───── Material shown
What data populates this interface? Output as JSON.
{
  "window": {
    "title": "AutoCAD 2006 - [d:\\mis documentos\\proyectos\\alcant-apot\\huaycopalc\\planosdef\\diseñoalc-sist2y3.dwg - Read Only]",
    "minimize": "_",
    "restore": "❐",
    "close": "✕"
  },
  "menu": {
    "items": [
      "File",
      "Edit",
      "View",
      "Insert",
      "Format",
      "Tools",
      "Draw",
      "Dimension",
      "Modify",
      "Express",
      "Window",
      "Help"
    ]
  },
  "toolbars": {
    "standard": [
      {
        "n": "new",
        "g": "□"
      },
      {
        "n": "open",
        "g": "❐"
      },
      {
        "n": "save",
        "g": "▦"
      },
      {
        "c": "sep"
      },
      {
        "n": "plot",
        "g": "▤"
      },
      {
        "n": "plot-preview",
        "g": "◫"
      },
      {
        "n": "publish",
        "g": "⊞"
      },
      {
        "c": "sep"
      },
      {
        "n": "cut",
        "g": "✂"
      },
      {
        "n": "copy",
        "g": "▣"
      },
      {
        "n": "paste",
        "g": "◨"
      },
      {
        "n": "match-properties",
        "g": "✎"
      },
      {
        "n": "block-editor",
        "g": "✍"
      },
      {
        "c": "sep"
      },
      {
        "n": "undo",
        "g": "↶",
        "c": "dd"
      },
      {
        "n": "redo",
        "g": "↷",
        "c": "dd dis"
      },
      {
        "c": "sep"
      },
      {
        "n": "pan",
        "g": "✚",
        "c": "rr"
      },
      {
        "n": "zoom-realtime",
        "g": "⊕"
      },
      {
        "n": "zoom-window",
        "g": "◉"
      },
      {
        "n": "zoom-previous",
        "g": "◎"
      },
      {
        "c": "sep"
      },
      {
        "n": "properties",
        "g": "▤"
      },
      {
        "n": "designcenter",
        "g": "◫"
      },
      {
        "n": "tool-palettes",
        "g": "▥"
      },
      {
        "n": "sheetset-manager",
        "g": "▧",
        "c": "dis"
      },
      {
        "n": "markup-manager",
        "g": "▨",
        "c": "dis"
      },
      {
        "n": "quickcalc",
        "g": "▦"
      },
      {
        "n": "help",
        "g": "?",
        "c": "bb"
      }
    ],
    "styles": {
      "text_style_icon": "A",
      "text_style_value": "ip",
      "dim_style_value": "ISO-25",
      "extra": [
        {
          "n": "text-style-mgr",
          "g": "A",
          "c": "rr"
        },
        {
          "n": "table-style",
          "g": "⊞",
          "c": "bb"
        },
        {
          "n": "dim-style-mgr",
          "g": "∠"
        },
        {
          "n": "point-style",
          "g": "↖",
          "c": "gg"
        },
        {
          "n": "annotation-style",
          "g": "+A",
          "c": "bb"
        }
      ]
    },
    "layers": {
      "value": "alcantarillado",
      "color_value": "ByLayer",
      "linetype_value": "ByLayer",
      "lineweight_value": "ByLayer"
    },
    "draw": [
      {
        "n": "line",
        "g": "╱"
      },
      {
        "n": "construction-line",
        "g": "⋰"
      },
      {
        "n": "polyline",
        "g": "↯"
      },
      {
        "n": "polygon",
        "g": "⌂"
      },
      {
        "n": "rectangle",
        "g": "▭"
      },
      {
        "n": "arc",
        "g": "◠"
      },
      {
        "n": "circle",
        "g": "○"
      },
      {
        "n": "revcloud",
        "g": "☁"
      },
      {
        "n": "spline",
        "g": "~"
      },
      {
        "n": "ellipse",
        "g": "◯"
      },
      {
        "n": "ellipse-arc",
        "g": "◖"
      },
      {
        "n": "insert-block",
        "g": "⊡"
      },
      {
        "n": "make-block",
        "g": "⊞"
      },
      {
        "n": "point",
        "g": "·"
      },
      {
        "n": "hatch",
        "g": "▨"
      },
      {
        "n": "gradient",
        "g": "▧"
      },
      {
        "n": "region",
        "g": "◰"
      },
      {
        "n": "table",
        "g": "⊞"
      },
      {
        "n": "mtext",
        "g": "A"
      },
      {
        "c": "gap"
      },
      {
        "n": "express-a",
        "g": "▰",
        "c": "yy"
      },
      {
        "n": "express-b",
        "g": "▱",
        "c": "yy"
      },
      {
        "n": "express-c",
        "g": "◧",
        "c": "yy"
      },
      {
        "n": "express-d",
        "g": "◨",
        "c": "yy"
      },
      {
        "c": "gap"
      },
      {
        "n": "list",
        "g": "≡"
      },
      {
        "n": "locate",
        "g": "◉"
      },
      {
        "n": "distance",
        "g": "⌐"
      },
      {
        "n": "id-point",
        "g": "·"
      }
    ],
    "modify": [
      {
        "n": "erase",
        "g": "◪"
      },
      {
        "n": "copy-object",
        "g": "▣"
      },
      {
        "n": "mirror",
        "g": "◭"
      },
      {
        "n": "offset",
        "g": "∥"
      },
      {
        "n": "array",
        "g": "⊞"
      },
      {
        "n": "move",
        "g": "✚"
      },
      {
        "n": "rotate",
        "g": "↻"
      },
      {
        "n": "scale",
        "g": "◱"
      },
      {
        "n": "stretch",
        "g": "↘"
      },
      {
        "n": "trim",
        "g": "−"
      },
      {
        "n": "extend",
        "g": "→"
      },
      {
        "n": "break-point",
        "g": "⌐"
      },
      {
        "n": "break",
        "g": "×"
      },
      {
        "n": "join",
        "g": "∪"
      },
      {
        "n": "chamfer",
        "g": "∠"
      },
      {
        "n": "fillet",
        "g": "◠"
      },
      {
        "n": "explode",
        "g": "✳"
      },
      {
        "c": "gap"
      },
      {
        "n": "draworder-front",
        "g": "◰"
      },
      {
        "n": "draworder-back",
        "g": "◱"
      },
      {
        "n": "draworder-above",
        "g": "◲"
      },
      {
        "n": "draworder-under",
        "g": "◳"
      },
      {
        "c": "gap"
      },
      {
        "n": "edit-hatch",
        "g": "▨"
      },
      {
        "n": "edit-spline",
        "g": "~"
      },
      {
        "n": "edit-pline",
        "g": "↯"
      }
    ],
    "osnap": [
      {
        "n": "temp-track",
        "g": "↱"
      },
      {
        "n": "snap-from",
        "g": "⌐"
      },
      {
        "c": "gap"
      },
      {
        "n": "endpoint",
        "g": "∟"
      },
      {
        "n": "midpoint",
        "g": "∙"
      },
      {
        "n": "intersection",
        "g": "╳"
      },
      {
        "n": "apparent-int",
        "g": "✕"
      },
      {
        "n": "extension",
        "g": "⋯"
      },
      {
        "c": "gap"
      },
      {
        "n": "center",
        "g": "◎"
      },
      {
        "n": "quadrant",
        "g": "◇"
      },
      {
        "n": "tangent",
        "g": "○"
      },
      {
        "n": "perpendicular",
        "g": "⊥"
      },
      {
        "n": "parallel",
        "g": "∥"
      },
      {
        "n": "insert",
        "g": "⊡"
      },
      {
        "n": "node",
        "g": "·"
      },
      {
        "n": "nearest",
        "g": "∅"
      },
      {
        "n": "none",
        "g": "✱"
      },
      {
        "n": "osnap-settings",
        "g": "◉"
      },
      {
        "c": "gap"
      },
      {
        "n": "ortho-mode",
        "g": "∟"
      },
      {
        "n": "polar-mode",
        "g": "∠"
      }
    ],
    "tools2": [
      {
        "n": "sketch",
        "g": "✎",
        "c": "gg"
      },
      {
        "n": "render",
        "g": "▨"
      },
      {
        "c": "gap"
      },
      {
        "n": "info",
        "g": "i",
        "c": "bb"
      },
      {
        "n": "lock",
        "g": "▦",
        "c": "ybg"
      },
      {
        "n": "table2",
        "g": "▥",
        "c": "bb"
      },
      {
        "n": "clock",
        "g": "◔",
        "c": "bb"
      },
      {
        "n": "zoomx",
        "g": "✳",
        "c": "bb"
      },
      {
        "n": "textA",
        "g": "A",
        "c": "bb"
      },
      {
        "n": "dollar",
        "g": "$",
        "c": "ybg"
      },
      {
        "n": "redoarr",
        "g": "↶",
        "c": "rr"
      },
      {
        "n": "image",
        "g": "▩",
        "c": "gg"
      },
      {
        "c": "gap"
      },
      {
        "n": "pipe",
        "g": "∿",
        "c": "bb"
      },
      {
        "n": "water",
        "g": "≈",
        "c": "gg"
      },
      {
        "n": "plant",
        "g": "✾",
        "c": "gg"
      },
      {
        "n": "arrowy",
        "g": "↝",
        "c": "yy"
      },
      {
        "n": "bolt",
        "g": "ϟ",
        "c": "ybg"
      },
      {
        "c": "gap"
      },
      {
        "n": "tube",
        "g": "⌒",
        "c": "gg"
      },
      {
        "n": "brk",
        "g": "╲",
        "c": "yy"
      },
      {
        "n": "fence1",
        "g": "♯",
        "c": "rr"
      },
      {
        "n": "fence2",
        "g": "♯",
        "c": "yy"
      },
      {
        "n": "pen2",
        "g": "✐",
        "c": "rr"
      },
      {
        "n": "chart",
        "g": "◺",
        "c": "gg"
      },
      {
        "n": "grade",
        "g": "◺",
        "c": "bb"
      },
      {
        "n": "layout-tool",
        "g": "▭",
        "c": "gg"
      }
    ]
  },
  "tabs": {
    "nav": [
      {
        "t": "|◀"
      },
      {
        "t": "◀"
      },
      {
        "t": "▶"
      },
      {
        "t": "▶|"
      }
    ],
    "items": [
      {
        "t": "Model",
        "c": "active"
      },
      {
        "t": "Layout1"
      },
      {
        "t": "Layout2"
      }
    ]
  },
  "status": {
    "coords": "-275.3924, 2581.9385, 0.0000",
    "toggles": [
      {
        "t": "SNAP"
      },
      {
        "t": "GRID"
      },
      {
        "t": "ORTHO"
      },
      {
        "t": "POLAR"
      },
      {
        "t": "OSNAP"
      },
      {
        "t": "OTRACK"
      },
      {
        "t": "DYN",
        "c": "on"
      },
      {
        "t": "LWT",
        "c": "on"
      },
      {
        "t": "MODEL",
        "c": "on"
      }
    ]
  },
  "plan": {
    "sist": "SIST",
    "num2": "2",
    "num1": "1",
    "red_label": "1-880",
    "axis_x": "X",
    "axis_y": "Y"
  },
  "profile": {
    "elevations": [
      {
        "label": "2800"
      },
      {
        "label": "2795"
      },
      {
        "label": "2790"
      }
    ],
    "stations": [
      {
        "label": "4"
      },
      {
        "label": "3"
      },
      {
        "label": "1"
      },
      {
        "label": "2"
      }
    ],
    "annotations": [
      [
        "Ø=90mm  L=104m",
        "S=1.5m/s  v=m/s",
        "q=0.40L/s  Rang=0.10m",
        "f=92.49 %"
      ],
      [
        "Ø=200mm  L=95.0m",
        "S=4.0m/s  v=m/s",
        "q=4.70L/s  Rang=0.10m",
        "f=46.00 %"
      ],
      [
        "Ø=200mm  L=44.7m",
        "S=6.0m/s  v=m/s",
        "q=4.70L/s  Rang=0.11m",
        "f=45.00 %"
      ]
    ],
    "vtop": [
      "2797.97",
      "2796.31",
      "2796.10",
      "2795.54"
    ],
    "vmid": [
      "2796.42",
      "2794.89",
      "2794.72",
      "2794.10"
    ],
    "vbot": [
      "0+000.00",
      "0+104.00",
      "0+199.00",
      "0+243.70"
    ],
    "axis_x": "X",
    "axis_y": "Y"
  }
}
──────────
From the entries above, collect every line with the string "draworder" in it.

        "n": "draworder-front",
        "n": "draworder-back",
        "n": "draworder-above",
        "n": "draworder-under",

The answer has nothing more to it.